• [GIVEN RECORDS]:
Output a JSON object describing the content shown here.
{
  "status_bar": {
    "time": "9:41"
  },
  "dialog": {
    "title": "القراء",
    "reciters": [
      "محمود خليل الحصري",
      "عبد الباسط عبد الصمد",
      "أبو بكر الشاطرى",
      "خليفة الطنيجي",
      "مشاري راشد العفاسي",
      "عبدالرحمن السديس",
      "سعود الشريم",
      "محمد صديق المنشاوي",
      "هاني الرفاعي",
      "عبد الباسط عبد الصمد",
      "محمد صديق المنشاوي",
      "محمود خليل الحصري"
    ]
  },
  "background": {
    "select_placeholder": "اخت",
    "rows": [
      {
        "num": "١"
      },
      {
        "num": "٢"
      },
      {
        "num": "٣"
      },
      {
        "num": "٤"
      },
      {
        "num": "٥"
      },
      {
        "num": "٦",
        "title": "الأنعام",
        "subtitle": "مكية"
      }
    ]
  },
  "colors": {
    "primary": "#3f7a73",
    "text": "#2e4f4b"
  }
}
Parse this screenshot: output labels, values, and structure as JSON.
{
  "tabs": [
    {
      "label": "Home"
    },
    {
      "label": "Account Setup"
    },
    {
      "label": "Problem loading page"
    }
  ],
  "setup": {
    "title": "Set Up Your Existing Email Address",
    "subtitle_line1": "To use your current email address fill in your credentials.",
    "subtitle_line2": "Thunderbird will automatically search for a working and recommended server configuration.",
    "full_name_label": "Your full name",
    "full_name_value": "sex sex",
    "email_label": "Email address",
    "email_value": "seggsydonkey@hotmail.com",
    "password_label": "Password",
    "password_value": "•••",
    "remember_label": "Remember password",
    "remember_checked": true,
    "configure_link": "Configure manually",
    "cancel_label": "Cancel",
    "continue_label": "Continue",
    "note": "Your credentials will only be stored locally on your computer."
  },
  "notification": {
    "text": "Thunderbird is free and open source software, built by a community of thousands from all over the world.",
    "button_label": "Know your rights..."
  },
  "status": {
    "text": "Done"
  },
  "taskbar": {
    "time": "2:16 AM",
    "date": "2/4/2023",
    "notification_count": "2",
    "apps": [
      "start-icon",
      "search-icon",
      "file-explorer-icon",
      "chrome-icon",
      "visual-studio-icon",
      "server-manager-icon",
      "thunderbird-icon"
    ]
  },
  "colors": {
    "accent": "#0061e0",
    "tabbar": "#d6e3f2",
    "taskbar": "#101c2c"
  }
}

--

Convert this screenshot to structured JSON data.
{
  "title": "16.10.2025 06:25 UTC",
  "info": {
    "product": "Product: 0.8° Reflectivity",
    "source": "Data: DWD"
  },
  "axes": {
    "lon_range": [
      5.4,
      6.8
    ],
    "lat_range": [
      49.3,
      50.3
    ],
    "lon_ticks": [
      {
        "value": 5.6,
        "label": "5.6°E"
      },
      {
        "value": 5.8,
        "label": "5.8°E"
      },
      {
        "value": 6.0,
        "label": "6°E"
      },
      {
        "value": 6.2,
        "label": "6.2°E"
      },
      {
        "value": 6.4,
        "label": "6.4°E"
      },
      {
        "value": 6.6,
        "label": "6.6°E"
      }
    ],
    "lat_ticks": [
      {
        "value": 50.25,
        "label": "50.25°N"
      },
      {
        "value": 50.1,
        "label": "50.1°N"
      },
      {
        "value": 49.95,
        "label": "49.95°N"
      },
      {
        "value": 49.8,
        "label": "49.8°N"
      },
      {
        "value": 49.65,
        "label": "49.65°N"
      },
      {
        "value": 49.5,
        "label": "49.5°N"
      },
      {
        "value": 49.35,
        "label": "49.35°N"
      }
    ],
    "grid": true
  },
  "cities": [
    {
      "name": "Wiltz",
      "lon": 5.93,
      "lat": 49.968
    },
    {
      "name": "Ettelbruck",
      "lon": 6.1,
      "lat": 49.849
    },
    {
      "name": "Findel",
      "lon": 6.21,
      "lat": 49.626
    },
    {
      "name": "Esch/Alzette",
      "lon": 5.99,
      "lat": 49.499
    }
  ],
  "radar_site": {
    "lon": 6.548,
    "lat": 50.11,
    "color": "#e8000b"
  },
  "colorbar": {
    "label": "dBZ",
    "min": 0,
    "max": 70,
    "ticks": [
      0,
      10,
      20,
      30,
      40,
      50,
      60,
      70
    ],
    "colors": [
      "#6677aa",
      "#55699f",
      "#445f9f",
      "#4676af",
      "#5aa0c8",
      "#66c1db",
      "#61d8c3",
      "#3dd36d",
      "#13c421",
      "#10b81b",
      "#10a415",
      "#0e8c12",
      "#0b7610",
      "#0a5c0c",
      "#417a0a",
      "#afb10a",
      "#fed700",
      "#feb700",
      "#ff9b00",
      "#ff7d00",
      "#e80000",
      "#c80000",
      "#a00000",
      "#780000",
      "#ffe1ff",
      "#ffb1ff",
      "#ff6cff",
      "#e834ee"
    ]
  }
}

==

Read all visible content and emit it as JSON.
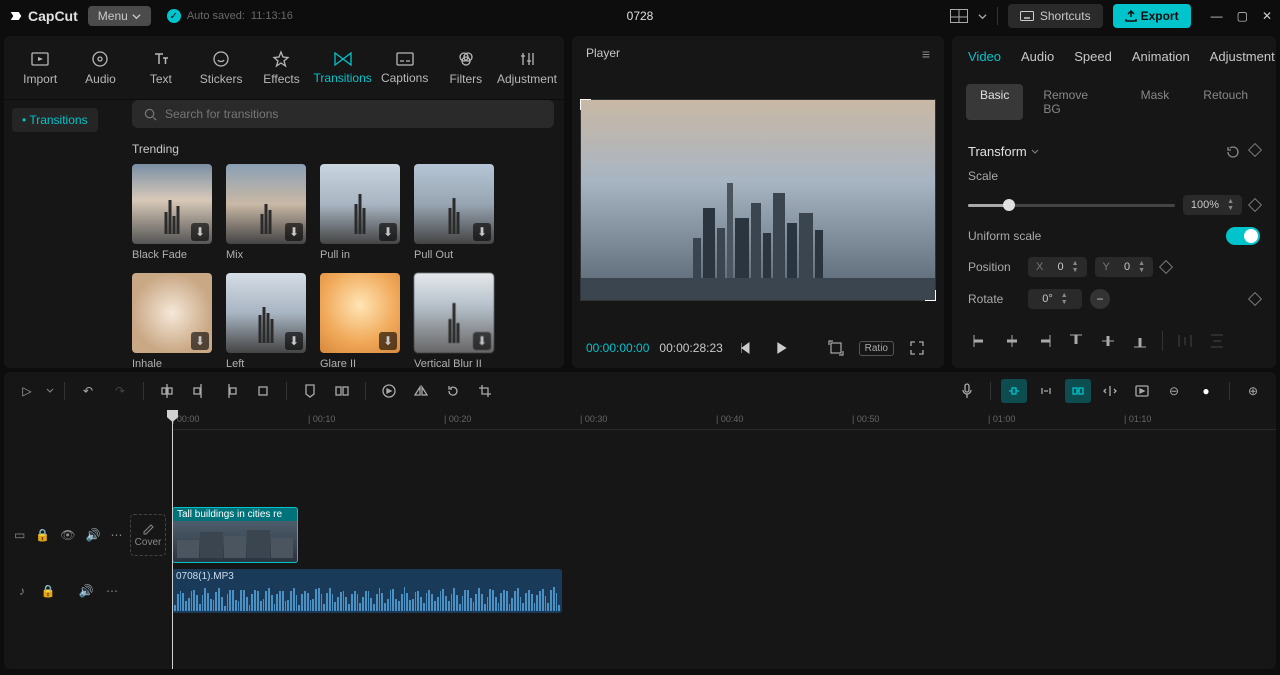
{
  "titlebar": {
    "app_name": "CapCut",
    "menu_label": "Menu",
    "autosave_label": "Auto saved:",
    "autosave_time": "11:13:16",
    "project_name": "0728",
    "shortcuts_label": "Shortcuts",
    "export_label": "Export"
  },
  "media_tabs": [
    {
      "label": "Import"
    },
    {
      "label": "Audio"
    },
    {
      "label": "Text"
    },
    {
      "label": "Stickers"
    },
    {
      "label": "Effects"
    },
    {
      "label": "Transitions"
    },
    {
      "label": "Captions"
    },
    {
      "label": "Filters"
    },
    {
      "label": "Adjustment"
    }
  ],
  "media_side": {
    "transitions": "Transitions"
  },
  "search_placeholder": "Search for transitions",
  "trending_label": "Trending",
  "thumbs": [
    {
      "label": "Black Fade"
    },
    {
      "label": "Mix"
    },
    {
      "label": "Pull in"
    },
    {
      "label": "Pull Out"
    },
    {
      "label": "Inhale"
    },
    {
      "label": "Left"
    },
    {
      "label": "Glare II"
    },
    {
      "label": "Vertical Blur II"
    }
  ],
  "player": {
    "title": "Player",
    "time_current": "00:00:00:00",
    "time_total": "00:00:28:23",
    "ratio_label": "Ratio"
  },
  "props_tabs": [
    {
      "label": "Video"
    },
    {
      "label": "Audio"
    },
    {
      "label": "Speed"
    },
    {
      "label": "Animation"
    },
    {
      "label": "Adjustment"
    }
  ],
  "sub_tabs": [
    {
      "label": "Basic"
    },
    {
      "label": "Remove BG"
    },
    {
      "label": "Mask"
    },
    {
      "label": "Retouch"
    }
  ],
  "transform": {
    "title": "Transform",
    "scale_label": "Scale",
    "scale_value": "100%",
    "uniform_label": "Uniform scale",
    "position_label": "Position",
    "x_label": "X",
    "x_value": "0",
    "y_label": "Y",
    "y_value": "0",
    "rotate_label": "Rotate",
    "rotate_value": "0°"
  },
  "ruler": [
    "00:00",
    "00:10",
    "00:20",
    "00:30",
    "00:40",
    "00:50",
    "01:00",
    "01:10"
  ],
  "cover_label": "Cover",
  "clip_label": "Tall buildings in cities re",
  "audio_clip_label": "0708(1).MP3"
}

• [WHAT YOU ARE ASKED TO DO]:
Find and copy every line in the entries above where the string "screenshot" occurs.

• [TASK RESULT]:
Parse this screenshot: output labels, values, and structure as JSON.
Convert this screenshot to structured JSON data.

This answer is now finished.